▶ _Records for the task_
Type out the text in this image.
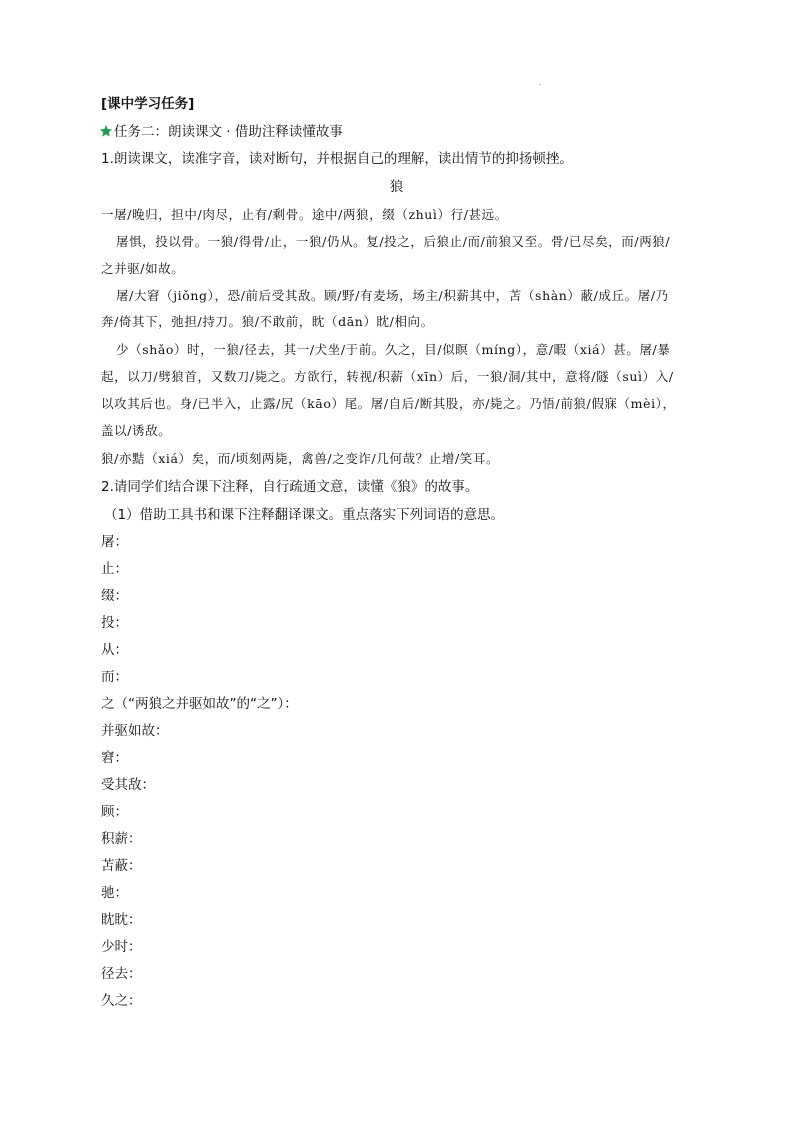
[课中学习任务]
任务二：朗读课文 · 借助注释读懂故事
1.朗读课文，读准字音，读对断句，并根据自己的理解，读出情节的抑扬顿挫。
狼
一屠/晚归，担中/肉尽，止有/剩骨。途中/两狼，缀（zhuì）行/甚远。
屠惧，投以骨。一狼/得骨/止，一狼/仍从。复/投之，后狼止/而/前狼又至。骨/已尽矣，而/两狼/
之并驱/如故。
屠/大窘（jiǒng），恐/前后受其敌。顾/野/有麦场，场主/积薪其中，苫（shàn）蔽/成丘。屠/乃
奔/倚其下，弛担/持刀。狼/不敢前，眈（dān）眈/相向。
少（shǎo）时，一狼/径去，其一/犬坐/于前。久之，目/似瞑（míng），意/暇（xiá）甚。屠/暴
起，以刀/劈狼首，又数刀/毙之。方欲行，转视/积薪（xīn）后，一狼/洞/其中，意将/隧（suì）入/
以攻其后也。身/已半入，止露/尻（kāo）尾。屠/自后/断其股，亦/毙之。乃悟/前狼/假寐（mèi），
盖以/诱敌。
狼/亦黠（xiá）矣，而/顷刻两毙，禽兽/之变诈/几何哉？止增/笑耳。
2.请同学们结合课下注释，自行疏通文意，读懂《狼》的故事。
（1）借助工具书和课下注释翻译课文。重点落实下列词语的意思。
屠：
止：
缀：
投：
从：
而：
之（“两狼之并驱如故”的“之”）：
并驱如故：
窘：
受其敌：
顾：
积薪：
苫蔽：
驰：
眈眈：
少时：
径去：
久之：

▶ _What needs to be done_
Omit every picture, and otherwise quote the entries exactly.

▶ _Reply to the task_
Type out the text in this image.
[课中学习任务]
任务二：朗读课文 · 借助注释读懂故事
1.朗读课文，读准字音，读对断句，并根据自己的理解，读出情节的抑扬顿挫。
狼
一屠/晚归，担中/肉尽，止有/剩骨。途中/两狼，缀（zhuì）行/甚远。
屠惧，投以骨。一狼/得骨/止，一狼/仍从。复/投之，后狼止/而/前狼又至。骨/已尽矣，而/两狼/
之并驱/如故。
屠/大窘（jiǒng），恐/前后受其敌。顾/野/有麦场，场主/积薪其中，苫（shàn）蔽/成丘。屠/乃
奔/倚其下，弛担/持刀。狼/不敢前，眈（dān）眈/相向。
少（shǎo）时，一狼/径去，其一/犬坐/于前。久之，目/似瞑（míng），意/暇（xiá）甚。屠/暴
起，以刀/劈狼首，又数刀/毙之。方欲行，转视/积薪（xīn）后，一狼/洞/其中，意将/隧（suì）入/
以攻其后也。身/已半入，止露/尻（kāo）尾。屠/自后/断其股，亦/毙之。乃悟/前狼/假寐（mèi），
盖以/诱敌。
狼/亦黠（xiá）矣，而/顷刻两毙，禽兽/之变诈/几何哉？止增/笑耳。
2.请同学们结合课下注释，自行疏通文意，读懂《狼》的故事。
（1）借助工具书和课下注释翻译课文。重点落实下列词语的意思。
屠：
止：
缀：
投：
从：
而：
之（“两狼之并驱如故”的“之”）：
并驱如故：
窘：
受其敌：
顾：
积薪：
苫蔽：
驰：
眈眈：
少时：
径去：
久之：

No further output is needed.